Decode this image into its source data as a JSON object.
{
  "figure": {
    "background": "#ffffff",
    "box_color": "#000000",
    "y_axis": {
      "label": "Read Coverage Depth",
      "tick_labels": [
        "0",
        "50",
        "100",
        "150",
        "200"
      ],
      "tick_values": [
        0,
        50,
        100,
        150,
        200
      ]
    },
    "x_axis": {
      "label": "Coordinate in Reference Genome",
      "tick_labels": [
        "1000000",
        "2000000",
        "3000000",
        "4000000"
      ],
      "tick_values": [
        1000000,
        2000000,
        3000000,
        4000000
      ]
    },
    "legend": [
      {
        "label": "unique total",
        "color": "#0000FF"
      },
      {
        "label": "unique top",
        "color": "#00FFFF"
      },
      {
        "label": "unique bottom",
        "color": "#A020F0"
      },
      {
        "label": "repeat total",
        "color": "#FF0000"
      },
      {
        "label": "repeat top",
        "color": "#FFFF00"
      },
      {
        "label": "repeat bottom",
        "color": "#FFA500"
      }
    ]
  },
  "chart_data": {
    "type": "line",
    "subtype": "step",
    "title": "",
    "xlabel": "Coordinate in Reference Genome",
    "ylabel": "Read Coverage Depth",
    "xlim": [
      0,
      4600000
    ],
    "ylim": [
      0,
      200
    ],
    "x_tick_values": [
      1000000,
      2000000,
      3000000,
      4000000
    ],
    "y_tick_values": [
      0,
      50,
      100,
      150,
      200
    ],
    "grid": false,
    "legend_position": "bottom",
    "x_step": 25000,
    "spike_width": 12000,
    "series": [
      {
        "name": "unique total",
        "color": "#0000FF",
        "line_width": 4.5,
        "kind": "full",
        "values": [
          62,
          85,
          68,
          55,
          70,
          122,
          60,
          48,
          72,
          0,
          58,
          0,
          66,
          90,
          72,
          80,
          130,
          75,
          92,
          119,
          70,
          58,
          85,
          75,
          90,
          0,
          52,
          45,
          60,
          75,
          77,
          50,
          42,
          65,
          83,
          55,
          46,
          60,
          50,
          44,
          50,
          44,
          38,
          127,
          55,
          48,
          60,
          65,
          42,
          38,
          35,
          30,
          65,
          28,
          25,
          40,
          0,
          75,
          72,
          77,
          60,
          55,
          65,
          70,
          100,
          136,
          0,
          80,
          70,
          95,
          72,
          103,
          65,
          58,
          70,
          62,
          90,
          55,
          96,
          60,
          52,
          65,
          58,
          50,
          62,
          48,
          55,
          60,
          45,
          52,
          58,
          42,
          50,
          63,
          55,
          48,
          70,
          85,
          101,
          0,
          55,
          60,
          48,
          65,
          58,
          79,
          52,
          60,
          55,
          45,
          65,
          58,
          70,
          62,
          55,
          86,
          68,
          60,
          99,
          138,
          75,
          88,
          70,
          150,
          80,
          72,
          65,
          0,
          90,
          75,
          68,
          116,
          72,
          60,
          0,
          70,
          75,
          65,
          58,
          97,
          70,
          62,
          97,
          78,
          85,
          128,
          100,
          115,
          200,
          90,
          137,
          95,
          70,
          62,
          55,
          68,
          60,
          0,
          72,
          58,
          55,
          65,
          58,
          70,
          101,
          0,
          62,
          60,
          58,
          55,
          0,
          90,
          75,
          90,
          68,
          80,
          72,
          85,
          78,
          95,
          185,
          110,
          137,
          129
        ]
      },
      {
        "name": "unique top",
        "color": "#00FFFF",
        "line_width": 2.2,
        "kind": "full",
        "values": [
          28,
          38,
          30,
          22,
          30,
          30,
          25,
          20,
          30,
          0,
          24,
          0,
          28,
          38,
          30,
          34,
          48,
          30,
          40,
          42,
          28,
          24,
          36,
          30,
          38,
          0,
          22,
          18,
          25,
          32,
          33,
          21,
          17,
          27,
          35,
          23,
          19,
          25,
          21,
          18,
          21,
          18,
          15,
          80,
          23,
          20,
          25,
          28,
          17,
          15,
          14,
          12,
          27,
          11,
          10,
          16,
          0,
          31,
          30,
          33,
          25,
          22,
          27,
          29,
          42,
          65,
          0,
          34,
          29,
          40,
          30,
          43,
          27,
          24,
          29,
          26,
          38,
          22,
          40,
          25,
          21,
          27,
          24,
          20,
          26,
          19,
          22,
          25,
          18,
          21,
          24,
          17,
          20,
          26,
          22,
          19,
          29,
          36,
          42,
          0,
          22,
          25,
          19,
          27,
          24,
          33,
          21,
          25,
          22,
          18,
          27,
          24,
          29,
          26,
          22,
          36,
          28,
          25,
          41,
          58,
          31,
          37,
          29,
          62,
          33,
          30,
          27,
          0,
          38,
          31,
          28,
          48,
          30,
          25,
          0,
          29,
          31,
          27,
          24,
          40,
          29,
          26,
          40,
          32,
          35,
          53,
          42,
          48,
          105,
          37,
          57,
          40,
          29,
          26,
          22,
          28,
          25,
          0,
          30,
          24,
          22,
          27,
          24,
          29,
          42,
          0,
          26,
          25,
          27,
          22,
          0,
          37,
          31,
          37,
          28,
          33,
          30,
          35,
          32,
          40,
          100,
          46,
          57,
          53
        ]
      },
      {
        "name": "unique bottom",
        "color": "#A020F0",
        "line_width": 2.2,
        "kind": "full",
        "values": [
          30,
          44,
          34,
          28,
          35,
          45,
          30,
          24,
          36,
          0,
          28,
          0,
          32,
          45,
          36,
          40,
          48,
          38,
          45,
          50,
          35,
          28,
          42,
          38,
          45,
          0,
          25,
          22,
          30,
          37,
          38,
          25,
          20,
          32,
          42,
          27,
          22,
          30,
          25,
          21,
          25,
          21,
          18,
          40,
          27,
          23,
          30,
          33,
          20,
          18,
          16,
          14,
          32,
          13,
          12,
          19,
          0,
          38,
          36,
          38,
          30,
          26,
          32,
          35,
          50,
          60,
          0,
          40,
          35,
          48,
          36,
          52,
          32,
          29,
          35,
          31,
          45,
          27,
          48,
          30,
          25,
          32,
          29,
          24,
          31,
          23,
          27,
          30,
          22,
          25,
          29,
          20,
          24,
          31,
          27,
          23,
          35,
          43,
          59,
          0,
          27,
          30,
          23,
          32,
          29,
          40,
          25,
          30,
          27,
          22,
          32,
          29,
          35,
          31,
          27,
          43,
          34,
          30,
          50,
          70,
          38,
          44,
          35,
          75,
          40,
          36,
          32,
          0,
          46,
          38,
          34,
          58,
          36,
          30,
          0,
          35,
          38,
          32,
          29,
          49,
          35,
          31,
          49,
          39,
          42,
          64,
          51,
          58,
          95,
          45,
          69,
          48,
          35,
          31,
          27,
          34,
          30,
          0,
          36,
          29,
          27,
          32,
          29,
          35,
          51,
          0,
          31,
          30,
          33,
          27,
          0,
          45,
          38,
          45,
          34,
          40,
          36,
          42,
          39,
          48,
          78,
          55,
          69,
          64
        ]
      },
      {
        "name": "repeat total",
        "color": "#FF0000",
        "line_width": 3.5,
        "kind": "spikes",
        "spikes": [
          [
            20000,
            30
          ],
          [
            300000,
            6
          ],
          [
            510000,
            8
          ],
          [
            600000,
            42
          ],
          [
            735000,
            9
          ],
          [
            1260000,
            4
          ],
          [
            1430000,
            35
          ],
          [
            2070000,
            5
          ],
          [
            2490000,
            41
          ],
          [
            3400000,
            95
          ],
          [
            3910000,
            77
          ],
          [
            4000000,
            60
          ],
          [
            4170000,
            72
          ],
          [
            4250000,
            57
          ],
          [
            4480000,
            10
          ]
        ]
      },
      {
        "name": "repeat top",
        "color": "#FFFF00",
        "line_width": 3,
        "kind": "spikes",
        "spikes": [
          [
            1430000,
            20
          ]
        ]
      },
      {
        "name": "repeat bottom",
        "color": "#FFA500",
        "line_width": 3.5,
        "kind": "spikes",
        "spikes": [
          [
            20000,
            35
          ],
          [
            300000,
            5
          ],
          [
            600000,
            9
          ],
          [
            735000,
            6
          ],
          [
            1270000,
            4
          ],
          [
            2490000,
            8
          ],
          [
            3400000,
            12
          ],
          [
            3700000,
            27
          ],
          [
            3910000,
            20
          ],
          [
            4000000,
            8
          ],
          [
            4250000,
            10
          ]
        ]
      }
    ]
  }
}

* _DIRECTIONS_: Search the data and copy each line containing "Reference".

* _ANSWER TO THE EXERCISE_:
      "label": "Coordinate in Reference Genome",
    "xlabel": "Coordinate in Reference Genome",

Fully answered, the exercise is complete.